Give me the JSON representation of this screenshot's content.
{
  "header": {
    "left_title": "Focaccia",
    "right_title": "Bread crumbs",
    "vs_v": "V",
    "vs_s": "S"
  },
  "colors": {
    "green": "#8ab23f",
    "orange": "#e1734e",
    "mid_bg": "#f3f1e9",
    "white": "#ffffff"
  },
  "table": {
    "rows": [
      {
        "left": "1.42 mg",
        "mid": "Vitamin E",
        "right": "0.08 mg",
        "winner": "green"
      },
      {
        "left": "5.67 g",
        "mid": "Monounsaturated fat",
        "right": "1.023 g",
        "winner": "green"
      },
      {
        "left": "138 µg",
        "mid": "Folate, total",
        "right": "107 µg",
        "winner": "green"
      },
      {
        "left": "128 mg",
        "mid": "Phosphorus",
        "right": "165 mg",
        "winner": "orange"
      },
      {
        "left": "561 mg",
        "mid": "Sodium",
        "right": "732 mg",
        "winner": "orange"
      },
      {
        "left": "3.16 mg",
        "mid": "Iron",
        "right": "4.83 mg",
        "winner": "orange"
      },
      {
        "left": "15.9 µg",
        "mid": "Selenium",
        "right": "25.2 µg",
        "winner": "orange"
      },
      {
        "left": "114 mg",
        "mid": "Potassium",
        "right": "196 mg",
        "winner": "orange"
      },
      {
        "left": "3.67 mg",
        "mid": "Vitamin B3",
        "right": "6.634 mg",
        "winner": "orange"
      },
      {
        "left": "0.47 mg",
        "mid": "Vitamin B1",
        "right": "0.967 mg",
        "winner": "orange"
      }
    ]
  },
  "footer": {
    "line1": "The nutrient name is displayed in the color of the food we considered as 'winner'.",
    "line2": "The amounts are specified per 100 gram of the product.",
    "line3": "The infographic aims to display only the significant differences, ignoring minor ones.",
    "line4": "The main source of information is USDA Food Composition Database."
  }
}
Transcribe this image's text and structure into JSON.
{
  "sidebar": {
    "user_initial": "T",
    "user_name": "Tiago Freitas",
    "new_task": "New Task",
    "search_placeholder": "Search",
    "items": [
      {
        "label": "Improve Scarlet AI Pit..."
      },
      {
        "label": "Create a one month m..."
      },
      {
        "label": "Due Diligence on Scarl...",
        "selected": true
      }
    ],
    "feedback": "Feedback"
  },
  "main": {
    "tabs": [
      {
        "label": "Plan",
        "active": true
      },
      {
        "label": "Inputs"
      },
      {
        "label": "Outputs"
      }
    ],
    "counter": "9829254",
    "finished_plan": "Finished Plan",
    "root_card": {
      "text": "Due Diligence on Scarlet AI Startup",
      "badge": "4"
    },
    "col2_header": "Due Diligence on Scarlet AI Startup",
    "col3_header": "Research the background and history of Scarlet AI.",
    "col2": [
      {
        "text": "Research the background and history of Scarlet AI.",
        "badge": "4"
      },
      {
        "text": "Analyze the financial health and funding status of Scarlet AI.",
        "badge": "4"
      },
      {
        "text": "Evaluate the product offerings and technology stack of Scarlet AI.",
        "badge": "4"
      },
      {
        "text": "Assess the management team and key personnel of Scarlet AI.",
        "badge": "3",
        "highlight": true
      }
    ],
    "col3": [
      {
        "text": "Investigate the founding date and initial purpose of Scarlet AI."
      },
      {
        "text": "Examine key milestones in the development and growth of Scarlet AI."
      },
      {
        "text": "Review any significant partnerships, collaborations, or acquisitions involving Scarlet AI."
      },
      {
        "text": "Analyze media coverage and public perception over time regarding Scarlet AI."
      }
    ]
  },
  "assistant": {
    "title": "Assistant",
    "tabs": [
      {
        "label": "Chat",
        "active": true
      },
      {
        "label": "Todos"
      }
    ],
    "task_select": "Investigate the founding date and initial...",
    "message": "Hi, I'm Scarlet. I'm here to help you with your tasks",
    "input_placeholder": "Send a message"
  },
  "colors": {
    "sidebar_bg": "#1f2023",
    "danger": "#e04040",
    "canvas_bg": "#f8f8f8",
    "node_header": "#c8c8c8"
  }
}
----
=== TO DO ===
Filter the entries down to the lines with the word "Vitamin" in them.

=== PROBLEM SOLUTION ===
        "mid": "Vitamin E",
        "mid": "Vitamin B3",
        "mid": "Vitamin B1",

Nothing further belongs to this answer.